[Extracts from a graphics dataset]
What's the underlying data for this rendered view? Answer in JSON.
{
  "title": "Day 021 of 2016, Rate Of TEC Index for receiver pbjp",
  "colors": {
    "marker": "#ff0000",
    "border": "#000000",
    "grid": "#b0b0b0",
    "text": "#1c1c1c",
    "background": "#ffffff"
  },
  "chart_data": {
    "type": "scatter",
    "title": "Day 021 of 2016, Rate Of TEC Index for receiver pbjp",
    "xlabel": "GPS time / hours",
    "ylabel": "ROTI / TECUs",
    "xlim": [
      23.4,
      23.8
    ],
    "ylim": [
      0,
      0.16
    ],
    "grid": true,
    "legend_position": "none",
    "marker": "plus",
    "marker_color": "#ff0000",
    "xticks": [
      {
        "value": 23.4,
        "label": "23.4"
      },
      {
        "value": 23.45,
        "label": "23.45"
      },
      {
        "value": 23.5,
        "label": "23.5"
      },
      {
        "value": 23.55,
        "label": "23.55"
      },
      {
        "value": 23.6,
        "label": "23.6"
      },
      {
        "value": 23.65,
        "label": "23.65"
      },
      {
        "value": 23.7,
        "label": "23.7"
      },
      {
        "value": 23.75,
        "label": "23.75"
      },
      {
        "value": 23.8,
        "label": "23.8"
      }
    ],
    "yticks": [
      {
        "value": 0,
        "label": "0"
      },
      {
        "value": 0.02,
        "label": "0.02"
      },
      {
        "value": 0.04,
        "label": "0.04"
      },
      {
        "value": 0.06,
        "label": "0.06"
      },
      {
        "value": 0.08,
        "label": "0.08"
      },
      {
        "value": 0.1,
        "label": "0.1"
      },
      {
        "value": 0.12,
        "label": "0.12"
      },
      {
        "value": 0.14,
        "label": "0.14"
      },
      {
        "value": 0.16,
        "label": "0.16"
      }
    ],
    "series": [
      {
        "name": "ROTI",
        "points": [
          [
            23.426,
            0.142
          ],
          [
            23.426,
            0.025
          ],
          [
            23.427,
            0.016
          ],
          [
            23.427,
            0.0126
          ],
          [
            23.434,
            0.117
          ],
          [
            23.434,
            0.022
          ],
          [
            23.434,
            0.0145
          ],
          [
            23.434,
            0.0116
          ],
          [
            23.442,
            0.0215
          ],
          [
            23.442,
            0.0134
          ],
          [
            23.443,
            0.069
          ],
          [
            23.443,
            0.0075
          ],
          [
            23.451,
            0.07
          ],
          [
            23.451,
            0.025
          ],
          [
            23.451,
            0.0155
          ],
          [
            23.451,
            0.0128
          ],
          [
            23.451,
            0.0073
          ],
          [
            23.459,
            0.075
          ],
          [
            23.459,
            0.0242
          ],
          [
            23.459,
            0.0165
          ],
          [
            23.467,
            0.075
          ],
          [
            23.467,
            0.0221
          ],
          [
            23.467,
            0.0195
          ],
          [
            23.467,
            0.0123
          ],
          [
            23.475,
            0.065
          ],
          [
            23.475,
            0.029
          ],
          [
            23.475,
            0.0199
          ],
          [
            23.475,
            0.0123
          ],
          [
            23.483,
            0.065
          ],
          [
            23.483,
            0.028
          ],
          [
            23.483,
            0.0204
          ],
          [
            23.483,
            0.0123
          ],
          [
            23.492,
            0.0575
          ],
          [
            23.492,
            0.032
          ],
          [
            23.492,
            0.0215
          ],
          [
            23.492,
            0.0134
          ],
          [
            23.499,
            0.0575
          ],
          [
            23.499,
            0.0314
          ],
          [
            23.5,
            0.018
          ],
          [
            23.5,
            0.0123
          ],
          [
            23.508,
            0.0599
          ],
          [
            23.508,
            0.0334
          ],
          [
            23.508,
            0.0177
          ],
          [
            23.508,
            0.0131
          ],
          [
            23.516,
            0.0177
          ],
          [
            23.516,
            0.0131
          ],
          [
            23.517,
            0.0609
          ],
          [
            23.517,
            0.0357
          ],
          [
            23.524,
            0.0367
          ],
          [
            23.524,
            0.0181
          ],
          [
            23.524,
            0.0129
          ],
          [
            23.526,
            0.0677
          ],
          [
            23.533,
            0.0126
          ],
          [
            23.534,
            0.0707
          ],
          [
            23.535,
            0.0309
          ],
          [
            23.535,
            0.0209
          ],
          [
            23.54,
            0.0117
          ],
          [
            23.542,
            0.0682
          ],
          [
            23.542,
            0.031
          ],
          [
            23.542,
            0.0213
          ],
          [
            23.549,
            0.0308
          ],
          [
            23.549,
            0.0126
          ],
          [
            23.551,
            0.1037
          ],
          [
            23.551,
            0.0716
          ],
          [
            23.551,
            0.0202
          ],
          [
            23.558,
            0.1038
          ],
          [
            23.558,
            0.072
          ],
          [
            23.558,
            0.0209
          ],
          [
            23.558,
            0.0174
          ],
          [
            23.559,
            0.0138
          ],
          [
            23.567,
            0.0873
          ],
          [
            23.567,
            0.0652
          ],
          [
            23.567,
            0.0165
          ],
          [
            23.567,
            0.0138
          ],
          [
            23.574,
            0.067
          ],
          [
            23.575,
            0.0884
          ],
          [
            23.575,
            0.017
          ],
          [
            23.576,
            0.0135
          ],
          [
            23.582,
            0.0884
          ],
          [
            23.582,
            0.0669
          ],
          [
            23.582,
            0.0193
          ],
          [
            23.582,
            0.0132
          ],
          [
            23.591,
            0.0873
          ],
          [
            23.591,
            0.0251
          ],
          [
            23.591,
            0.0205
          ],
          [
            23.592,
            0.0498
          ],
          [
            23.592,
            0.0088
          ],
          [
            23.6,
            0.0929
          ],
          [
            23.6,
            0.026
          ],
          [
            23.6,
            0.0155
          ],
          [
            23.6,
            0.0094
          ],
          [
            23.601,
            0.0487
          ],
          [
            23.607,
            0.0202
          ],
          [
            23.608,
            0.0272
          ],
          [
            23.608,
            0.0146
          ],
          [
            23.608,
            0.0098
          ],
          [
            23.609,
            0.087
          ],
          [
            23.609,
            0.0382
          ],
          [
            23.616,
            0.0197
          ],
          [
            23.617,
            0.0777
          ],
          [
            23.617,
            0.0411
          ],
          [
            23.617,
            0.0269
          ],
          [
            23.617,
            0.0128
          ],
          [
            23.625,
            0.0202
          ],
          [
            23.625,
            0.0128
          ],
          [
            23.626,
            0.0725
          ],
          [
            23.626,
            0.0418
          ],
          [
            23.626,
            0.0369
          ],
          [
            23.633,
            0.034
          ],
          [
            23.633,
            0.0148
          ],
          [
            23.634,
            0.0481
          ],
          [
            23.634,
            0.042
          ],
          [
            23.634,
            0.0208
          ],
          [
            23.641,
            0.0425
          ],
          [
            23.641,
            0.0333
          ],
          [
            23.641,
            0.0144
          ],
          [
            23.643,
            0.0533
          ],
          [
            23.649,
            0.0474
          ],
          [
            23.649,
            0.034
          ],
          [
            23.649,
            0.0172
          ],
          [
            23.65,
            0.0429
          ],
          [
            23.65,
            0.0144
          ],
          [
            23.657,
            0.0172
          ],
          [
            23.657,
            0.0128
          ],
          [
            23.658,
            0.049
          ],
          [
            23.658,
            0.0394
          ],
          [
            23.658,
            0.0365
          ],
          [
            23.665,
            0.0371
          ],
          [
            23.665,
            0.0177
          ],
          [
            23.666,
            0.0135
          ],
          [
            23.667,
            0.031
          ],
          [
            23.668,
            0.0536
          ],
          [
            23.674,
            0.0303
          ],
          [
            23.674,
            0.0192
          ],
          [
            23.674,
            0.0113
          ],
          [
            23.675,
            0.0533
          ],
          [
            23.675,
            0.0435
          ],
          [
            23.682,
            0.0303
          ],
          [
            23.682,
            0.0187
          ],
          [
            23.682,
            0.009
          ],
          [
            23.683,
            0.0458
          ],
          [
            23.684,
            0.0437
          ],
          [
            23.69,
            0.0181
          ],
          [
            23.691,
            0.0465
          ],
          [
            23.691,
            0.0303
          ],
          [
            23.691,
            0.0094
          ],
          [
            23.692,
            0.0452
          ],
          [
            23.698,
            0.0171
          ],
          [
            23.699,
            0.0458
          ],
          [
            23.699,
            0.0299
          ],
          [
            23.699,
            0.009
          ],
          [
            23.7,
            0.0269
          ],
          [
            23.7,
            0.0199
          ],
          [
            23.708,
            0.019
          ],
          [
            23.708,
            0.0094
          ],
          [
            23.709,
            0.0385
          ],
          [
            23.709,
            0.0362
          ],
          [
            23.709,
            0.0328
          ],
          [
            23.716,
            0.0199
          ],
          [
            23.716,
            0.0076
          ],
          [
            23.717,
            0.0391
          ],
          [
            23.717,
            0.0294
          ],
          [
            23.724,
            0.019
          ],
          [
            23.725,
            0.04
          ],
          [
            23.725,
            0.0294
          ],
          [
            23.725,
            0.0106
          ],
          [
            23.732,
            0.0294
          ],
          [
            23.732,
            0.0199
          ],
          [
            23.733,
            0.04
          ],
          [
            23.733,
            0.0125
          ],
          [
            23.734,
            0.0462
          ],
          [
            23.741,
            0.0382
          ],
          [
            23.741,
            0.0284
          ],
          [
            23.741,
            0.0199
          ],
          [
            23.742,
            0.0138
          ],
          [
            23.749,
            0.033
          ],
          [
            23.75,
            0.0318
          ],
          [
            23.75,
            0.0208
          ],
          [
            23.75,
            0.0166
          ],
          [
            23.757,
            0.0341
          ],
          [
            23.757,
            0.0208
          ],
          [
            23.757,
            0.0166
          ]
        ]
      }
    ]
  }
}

▸ PROBLEM DETAILS
Pull every line containing "Index" out of the records.

▸ SOLUTION TO THIS TASK
  "title": "Day 021 of 2016, Rate Of TEC Index for receiver pbjp",
    "title": "Day 021 of 2016, Rate Of TEC Index for receiver pbjp",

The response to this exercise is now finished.